### [Input material]
################

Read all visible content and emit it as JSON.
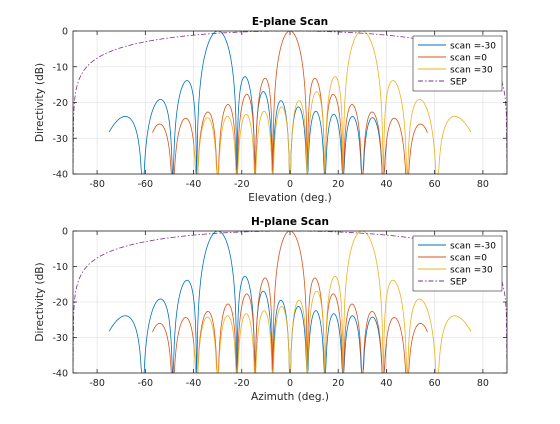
{
  "chart_data": [
    {
      "type": "line",
      "title": "E-plane Scan",
      "xlabel": "Elevation (deg.)",
      "ylabel": "Directivity (dB)",
      "xlim": [
        -90,
        90
      ],
      "ylim": [
        -40,
        0
      ],
      "xticks": [
        -80,
        -60,
        -40,
        -20,
        0,
        20,
        40,
        60,
        80
      ],
      "yticks": [
        -40,
        -30,
        -20,
        -10,
        0
      ],
      "xtick_labels": [
        "-80",
        "-60",
        "-40",
        "-20",
        "0",
        "20",
        "40",
        "60",
        "80"
      ],
      "ytick_labels": [
        "-40",
        "-30",
        "-20",
        "-10",
        "0"
      ],
      "grid": true,
      "legend_position": "top-right",
      "series": [
        {
          "name": "scan =-30",
          "color": "#0072BD",
          "style": "solid",
          "scan_deg": -30,
          "min_deg": -75,
          "max_deg": 40
        },
        {
          "name": "scan =0",
          "color": "#D95319",
          "style": "solid",
          "scan_deg": 0,
          "min_deg": -57,
          "max_deg": 57
        },
        {
          "name": "scan =30",
          "color": "#EDB120",
          "style": "solid",
          "scan_deg": 30,
          "min_deg": -40,
          "max_deg": 75
        },
        {
          "name": "SEP",
          "color": "#7E2F8E",
          "style": "dashdot",
          "min_deg": -90,
          "max_deg": 90
        }
      ]
    },
    {
      "type": "line",
      "title": "H-plane Scan",
      "xlabel": "Azimuth (deg.)",
      "ylabel": "Directivity (dB)",
      "xlim": [
        -90,
        90
      ],
      "ylim": [
        -40,
        0
      ],
      "xticks": [
        -80,
        -60,
        -40,
        -20,
        0,
        20,
        40,
        60,
        80
      ],
      "yticks": [
        -40,
        -30,
        -20,
        -10,
        0
      ],
      "xtick_labels": [
        "-80",
        "-60",
        "-40",
        "-20",
        "0",
        "20",
        "40",
        "60",
        "80"
      ],
      "ytick_labels": [
        "-40",
        "-30",
        "-20",
        "-10",
        "0"
      ],
      "grid": true,
      "legend_position": "top-right",
      "series": [
        {
          "name": "scan =-30",
          "color": "#0072BD",
          "style": "solid",
          "scan_deg": -30,
          "min_deg": -75,
          "max_deg": 40
        },
        {
          "name": "scan =0",
          "color": "#D95319",
          "style": "solid",
          "scan_deg": 0,
          "min_deg": -57,
          "max_deg": 57
        },
        {
          "name": "scan =30",
          "color": "#EDB120",
          "style": "solid",
          "scan_deg": 30,
          "min_deg": -40,
          "max_deg": 75
        },
        {
          "name": "SEP",
          "color": "#7E2F8E",
          "style": "dashdot",
          "min_deg": -90,
          "max_deg": 90
        }
      ]
    }
  ]
}
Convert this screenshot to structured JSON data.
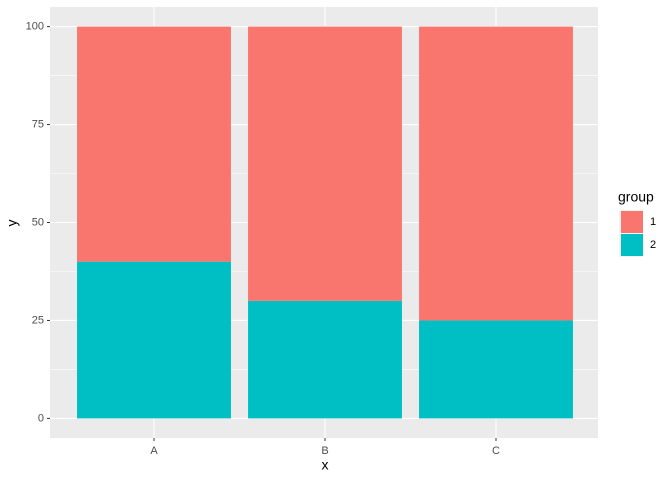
{
  "chart_data": {
    "type": "stacked_bar",
    "x_label": "x",
    "y_label": "y",
    "categories": [
      "A",
      "B",
      "C"
    ],
    "series": [
      {
        "name": "1",
        "color": "#F8766D",
        "values": [
          60,
          70,
          75
        ]
      },
      {
        "name": "2",
        "color": "#00BFC4",
        "values": [
          40,
          30,
          25
        ]
      }
    ],
    "ylim": [
      -5,
      105
    ],
    "yticks": [
      0,
      25,
      50,
      75,
      100
    ],
    "grid": true,
    "legend_title": "group",
    "legend_position": "right"
  }
}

################

### [Your instructions]
Your output should consist solely of the lines from the line containing "Convert this screenshot" through the end of the data above, copied exactly, with images removed.

### [Exercise result]
Convert this screenshot to structured JSON data.
{
  "chart_data": {
    "type": "stacked_bar",
    "x_label": "x",
    "y_label": "y",
    "categories": [
      "A",
      "B",
      "C"
    ],
    "series": [
      {
        "name": "1",
        "color": "#F8766D",
        "values": [
          60,
          70,
          75
        ]
      },
      {
        "name": "2",
        "color": "#00BFC4",
        "values": [
          40,
          30,
          25
        ]
      }
    ],
    "ylim": [
      -5,
      105
    ],
    "yticks": [
      0,
      25,
      50,
      75,
      100
    ],
    "grid": true,
    "legend_title": "group",
    "legend_position": "right"
  }
}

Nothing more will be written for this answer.